Data entries
◆ ◆ ◆

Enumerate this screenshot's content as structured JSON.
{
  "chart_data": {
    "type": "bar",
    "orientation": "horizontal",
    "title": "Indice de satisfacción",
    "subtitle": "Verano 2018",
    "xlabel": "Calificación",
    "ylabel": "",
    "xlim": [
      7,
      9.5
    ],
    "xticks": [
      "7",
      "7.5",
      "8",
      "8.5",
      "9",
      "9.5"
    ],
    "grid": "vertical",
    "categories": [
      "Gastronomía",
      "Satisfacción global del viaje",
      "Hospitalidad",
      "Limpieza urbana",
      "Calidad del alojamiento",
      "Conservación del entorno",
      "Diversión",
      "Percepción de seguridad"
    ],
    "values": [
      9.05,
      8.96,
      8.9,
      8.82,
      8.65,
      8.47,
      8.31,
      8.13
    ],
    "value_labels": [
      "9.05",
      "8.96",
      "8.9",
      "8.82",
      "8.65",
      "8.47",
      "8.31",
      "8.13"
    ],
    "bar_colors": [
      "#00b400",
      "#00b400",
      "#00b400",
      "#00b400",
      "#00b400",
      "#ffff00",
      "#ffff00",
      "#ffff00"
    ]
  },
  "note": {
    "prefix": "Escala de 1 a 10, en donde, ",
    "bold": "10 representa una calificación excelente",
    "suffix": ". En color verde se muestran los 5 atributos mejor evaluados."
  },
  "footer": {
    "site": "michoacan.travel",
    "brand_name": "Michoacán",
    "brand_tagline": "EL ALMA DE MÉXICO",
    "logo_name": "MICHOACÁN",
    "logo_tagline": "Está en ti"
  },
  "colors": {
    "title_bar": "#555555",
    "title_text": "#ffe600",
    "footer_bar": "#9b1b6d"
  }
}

◆ ◆ ◆

CHALLENGE »
Transcribe every entry exactly.

RESULT BELOW »
Enumerate this screenshot's content as structured JSON.
{
  "chart_data": {
    "type": "bar",
    "orientation": "horizontal",
    "title": "Indice de satisfacción",
    "subtitle": "Verano 2018",
    "xlabel": "Calificación",
    "ylabel": "",
    "xlim": [
      7,
      9.5
    ],
    "xticks": [
      "7",
      "7.5",
      "8",
      "8.5",
      "9",
      "9.5"
    ],
    "grid": "vertical",
    "categories": [
      "Gastronomía",
      "Satisfacción global del viaje",
      "Hospitalidad",
      "Limpieza urbana",
      "Calidad del alojamiento",
      "Conservación del entorno",
      "Diversión",
      "Percepción de seguridad"
    ],
    "values": [
      9.05,
      8.96,
      8.9,
      8.82,
      8.65,
      8.47,
      8.31,
      8.13
    ],
    "value_labels": [
      "9.05",
      "8.96",
      "8.9",
      "8.82",
      "8.65",
      "8.47",
      "8.31",
      "8.13"
    ],
    "bar_colors": [
      "#00b400",
      "#00b400",
      "#00b400",
      "#00b400",
      "#00b400",
      "#ffff00",
      "#ffff00",
      "#ffff00"
    ]
  },
  "note": {
    "prefix": "Escala de 1 a 10, en donde, ",
    "bold": "10 representa una calificación excelente",
    "suffix": ". En color verde se muestran los 5 atributos mejor evaluados."
  },
  "footer": {
    "site": "michoacan.travel",
    "brand_name": "Michoacán",
    "brand_tagline": "EL ALMA DE MÉXICO",
    "logo_name": "MICHOACÁN",
    "logo_tagline": "Está en ti"
  },
  "colors": {
    "title_bar": "#555555",
    "title_text": "#ffe600",
    "footer_bar": "#9b1b6d"
  }
}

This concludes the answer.